= What is being asked =
Type out the data exactly as given. Skip any image.

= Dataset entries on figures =
━━━━━━━━━━
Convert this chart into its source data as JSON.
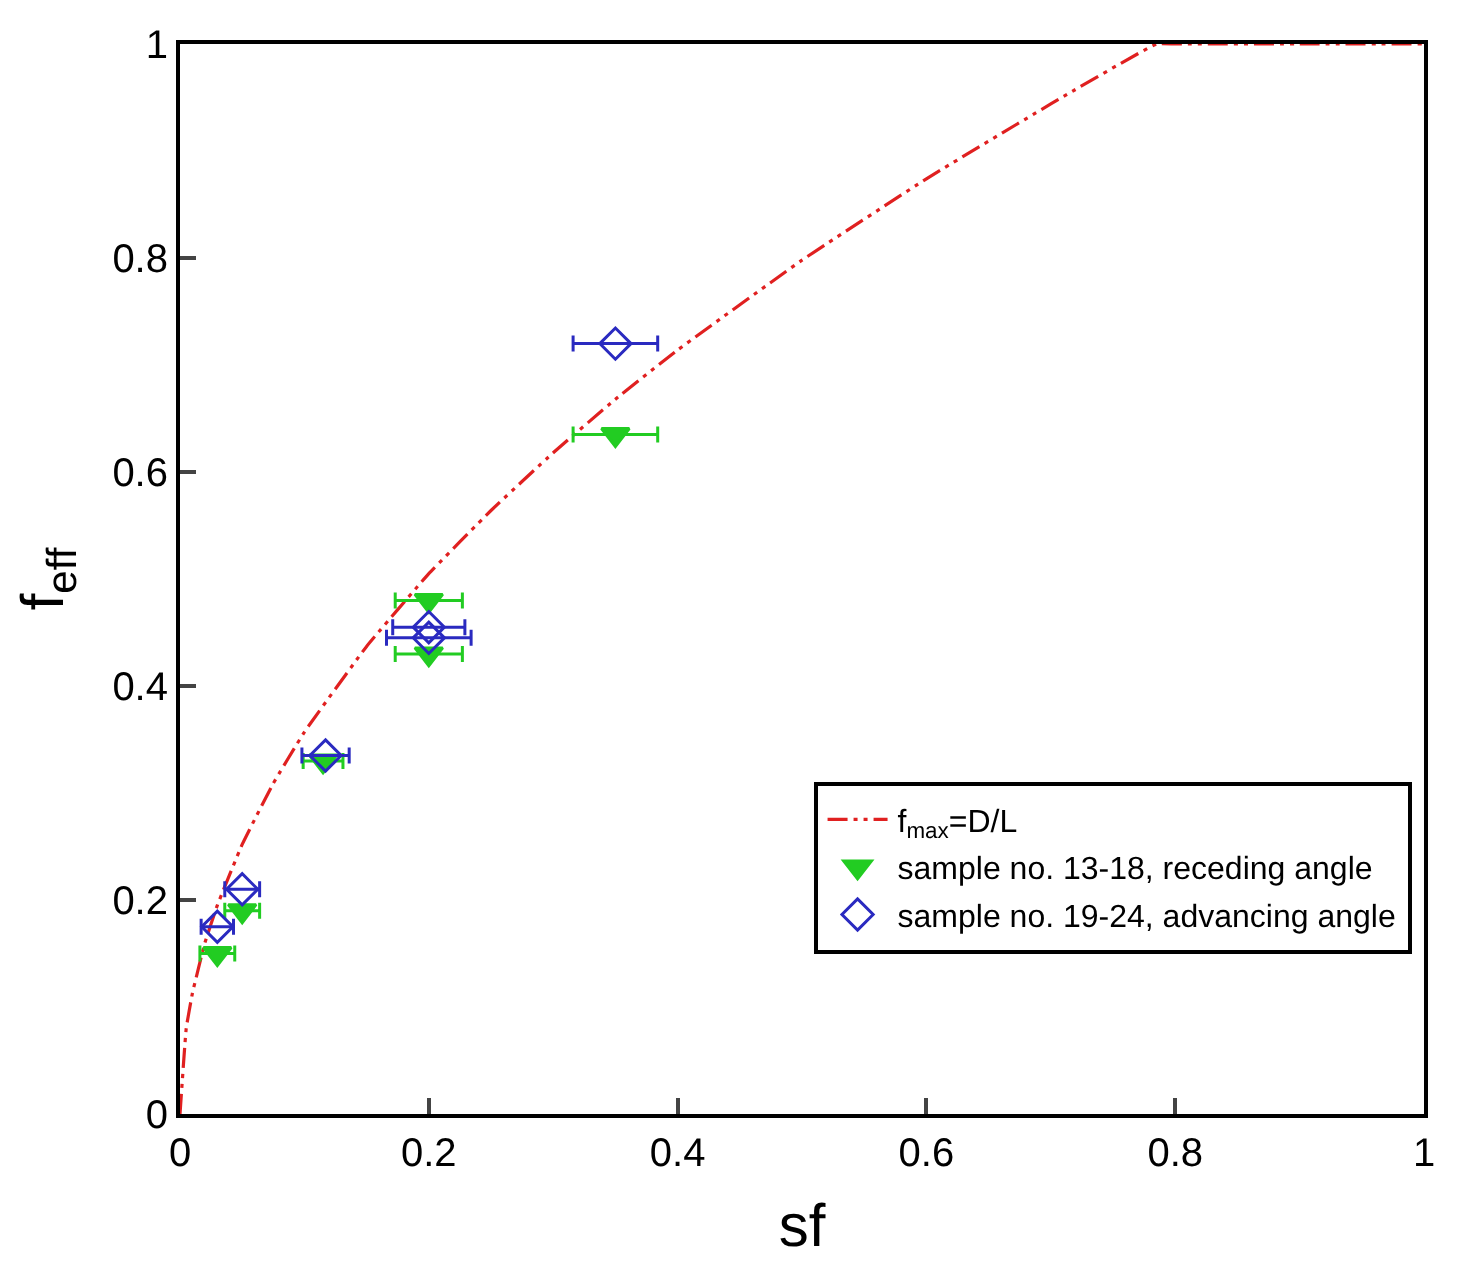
{
  "chart_data": {
    "type": "scatter",
    "xlabel": "sf",
    "ylabel": "f$_{eff}$",
    "xlim": [
      0,
      1
    ],
    "ylim": [
      0,
      1
    ],
    "xticks": [
      0,
      0.2,
      0.4,
      0.6,
      0.8,
      1
    ],
    "yticks": [
      0,
      0.2,
      0.4,
      0.6,
      0.8,
      1
    ],
    "legend": "bottom right",
    "series": [
      {
        "name": "f$_{max}$=D/L",
        "type": "line",
        "color": "#e02020",
        "line_style": "dashed",
        "marker": "none",
        "x": [
          0,
          0.005,
          0.01,
          0.02,
          0.03,
          0.05,
          0.075,
          0.1,
          0.15,
          0.2,
          0.25,
          0.3,
          0.35,
          0.4,
          0.5,
          0.6,
          0.7,
          0.785,
          0.8,
          0.9,
          1
        ],
        "values": [
          0,
          0.08,
          0.113,
          0.16,
          0.195,
          0.252,
          0.309,
          0.357,
          0.437,
          0.505,
          0.564,
          0.618,
          0.668,
          0.714,
          0.798,
          0.874,
          0.944,
          1,
          1,
          1,
          1
        ]
      },
      {
        "name": "sample no. 13-18, receding angle",
        "color": "#22cc22",
        "marker": "triangle",
        "x": [
          0.03,
          0.05,
          0.115,
          0.2,
          0.2,
          0.35
        ],
        "values": [
          0.15,
          0.19,
          0.33,
          0.48,
          0.43,
          0.635
        ],
        "xerrors": [
          0.014,
          0.014,
          0.016,
          0.027,
          0.027,
          0.034
        ]
      },
      {
        "name": "sample no. 19-24, advancing angle",
        "color": "#2a2ac0",
        "marker": "diamond",
        "x": [
          0.03,
          0.05,
          0.117,
          0.2,
          0.2,
          0.35
        ],
        "values": [
          0.175,
          0.21,
          0.335,
          0.455,
          0.445,
          0.72
        ],
        "xerrors": [
          0.013,
          0.014,
          0.019,
          0.029,
          0.034,
          0.034
        ]
      }
    ]
  }
}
━━━━━━━━━━
= Complete answer =
Convert this chart into its source data as JSON.
{
  "chart_data": {
    "type": "scatter",
    "xlabel": "sf",
    "ylabel": "f$_{eff}$",
    "xlim": [
      0,
      1
    ],
    "ylim": [
      0,
      1
    ],
    "xticks": [
      0,
      0.2,
      0.4,
      0.6,
      0.8,
      1
    ],
    "yticks": [
      0,
      0.2,
      0.4,
      0.6,
      0.8,
      1
    ],
    "legend": "bottom right",
    "series": [
      {
        "name": "f$_{max}$=D/L",
        "type": "line",
        "color": "#e02020",
        "line_style": "dashed",
        "marker": "none",
        "x": [
          0,
          0.005,
          0.01,
          0.02,
          0.03,
          0.05,
          0.075,
          0.1,
          0.15,
          0.2,
          0.25,
          0.3,
          0.35,
          0.4,
          0.5,
          0.6,
          0.7,
          0.785,
          0.8,
          0.9,
          1
        ],
        "values": [
          0,
          0.08,
          0.113,
          0.16,
          0.195,
          0.252,
          0.309,
          0.357,
          0.437,
          0.505,
          0.564,
          0.618,
          0.668,
          0.714,
          0.798,
          0.874,
          0.944,
          1,
          1,
          1,
          1
        ]
      },
      {
        "name": "sample no. 13-18, receding angle",
        "color": "#22cc22",
        "marker": "triangle",
        "x": [
          0.03,
          0.05,
          0.115,
          0.2,
          0.2,
          0.35
        ],
        "values": [
          0.15,
          0.19,
          0.33,
          0.48,
          0.43,
          0.635
        ],
        "xerrors": [
          0.014,
          0.014,
          0.016,
          0.027,
          0.027,
          0.034
        ]
      },
      {
        "name": "sample no. 19-24, advancing angle",
        "color": "#2a2ac0",
        "marker": "diamond",
        "x": [
          0.03,
          0.05,
          0.117,
          0.2,
          0.2,
          0.35
        ],
        "values": [
          0.175,
          0.21,
          0.335,
          0.455,
          0.445,
          0.72
        ],
        "xerrors": [
          0.013,
          0.014,
          0.019,
          0.029,
          0.034,
          0.034
        ]
      }
    ]
  }
}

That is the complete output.